* [Énoncé a]:
Veuillez réécrire sous forme de liste numérotée les lignes des données source, depuis la première jusqu'à celle qui contient « tag-link[interactable]: #typescript: [459, 457, 549, 485] », incluse, sans les lignes vides.

* [Extrait à lire]:

________________________________________

Nous évoquions le cas de l’anglaise Jessie Ware il y a peu, soulignant l’importance de la production lorsqu’il est question d’innover – c’est donc sur le cas de SBTRKT (et fidèle allié de Ware) que nous souhaitons nous pencher à présent. Sorti début octobre chez Young Turks, Wonder Where We Land marque le retour attendu d’un des principaux acteurs de la scène électronique londonienne. Il plaçait la barre très haut sur son premier album éponyme, oeuvre qui a permis la mise en lumière du potentiel d’un bataillon d’artistes émergents tels que Sampha, Little Dragon et Jessie Ware donc. Pour beaucoup d’entre nous, il s’agit d’un album riche en souvenirs d’escapades nocturnes : la liesse des pistes de danse sur “Right Thing to Do“, en passant par la mélancolie douce amère de “Something Goes Right” jusqu’à la moiteur de “Wildfire” (sur lequel le timbre de Yukimi Nagano atteint des sommets de sensualité), ce premier album posait les bases d’une musique soul et synthétique à l’humeur (extrêmement) variable.

Ces fluctuations étaient dues, entre autres, aux empreintes différentes laissées par chacun des artistes invité sur SBTRKT. Non seulement Wonder Where We Land s’articule également autour de ces collaborations, mais elles en sont même la pierre angulaire. Poussant à l’extrême le principe de coentreprise musicale, SBTRKT imprègne son album de l’ADN de chacun des invités qu’il a ingénieusement sélectionné. Ezra Koenig et son falsetto virevoltant fait des merveilles sur  “New York, New Dorp” (assurément l’un des sommets pop de 2014) et Denai Moore ensorcelle sur la ténébreuse “The Light”. On note aussi qu’il va falloir surveiller de très près Raury, qui contraste nonchalance et vélocité sur l’imposante “Higher”. A mi-chemin de l’album, c’est le chant sirénique de Caroline Polachek qui nous attire vers les profondeurs de “Look Away”.

Et à côté de tous ces guests prestigieux, il y a Sampha. On ne se remet toujours pas de la charge émotionnelle contenue dans son timbre granuleux qui éclaire la sautillante “Gon Stay” ou encore l’intimiste “If It Happens”. A l’écoute de ce second opus,  on se dit que les talents d’Aaron Jérome peuvent être comparés à ceux d’un maestro; très habile quand il s’agit d’unifier une multitude de sonorités et d’univers différents. On se souvient alors aussi que SBTRKT a contribué à l’essor de cette fusion architecturale entre  le R&B/soul et le dancefloor, cette même tendance qui a envahi la scène pop anglaise au cours des dernières années.

________________________________________

Données source

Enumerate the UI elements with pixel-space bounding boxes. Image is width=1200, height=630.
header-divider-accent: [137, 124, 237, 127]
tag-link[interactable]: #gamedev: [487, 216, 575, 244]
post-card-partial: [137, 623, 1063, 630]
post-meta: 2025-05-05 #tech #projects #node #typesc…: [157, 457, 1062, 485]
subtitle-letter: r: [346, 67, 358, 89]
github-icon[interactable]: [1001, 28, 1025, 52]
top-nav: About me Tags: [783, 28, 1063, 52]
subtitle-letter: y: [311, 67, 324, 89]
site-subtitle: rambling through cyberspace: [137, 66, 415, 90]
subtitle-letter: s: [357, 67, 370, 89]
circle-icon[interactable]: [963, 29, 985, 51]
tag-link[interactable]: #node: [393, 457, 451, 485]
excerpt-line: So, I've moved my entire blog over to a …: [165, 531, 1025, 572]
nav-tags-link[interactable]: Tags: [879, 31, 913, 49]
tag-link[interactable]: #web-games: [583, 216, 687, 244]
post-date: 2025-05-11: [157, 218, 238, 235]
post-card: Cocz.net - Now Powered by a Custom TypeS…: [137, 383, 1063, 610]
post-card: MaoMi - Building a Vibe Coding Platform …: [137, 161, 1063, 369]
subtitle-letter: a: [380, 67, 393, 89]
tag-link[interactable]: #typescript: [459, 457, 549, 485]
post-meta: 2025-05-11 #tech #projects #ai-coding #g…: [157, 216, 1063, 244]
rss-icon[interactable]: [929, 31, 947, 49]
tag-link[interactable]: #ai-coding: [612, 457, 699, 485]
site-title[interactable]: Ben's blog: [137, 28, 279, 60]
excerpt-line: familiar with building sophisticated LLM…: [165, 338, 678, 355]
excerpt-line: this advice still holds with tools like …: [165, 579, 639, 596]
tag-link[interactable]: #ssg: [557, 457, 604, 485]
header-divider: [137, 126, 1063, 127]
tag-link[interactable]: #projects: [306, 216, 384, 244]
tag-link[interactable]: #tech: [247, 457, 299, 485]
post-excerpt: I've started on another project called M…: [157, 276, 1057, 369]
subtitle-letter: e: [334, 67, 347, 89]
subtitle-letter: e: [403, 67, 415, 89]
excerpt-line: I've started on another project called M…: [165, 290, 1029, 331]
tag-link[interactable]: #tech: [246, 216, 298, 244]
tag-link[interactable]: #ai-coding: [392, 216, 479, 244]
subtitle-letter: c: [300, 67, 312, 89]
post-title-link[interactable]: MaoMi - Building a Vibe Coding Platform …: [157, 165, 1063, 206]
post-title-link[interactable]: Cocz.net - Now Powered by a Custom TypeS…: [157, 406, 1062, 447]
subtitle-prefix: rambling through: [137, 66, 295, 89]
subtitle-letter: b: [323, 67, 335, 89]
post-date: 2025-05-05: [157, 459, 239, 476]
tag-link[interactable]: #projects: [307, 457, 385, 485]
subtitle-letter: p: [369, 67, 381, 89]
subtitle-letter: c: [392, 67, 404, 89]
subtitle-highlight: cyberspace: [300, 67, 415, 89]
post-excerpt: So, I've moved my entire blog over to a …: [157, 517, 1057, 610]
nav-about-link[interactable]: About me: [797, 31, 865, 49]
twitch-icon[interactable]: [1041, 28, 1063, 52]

________________________________________

* [Énoncé b]:
Répondez à ces questions d'après l'extrait à lire :
(i) Chez quel label Wonder Where We Land est-il sorti ?
(ii) Sur quel morceau Denai Moore chante-t-elle ?
(iii) Quels morceaux le timbre de Sampha éclaire-t-il ?

* [Réponse finale a]:
1. Enumerate the UI elements with pixel-space bounding boxes. Image is width=1200, height=630.
2. header-divider-accent: [137, 124, 237, 127]
3. tag-link[interactable]: #gamedev: [487, 216, 575, 244]
4. post-card-partial: [137, 623, 1063, 630]
5. post-meta: 2025-05-05 #tech #projects #node #typesc…: [157, 457, 1062, 485]
6. subtitle-letter: r: [346, 67, 358, 89]
7. github-icon[interactable]: [1001, 28, 1025, 52]
8. top-nav: About me Tags: [783, 28, 1063, 52]
9. subtitle-letter: y: [311, 67, 324, 89]
10. site-subtitle: rambling through cyberspace: [137, 66, 415, 90]
11. subtitle-letter: s: [357, 67, 370, 89]
12. circle-icon[interactable]: [963, 29, 985, 51]
13. tag-link[interactable]: #node: [393, 457, 451, 485]
14. excerpt-line: So, I've moved my entire blog over to a …: [165, 531, 1025, 572]
15. nav-tags-link[interactable]: Tags: [879, 31, 913, 49]
16. tag-link[interactable]: #web-games: [583, 216, 687, 244]
17. post-date: 2025-05-11: [157, 218, 238, 235]
18. post-card: Cocz.net - Now Powered by a Custom TypeS…: [137, 383, 1063, 610]
19. post-card: MaoMi - Building a Vibe Coding Platform …: [137, 161, 1063, 369]
20. subtitle-letter: a: [380, 67, 393, 89]
21. tag-link[interactable]: #typescript: [459, 457, 549, 485]

* [Réponse finale b]:
(i) Chez Young Turks.
(ii) Sur « The Light ».
(iii) « Gon Stay » et « If It Happens ».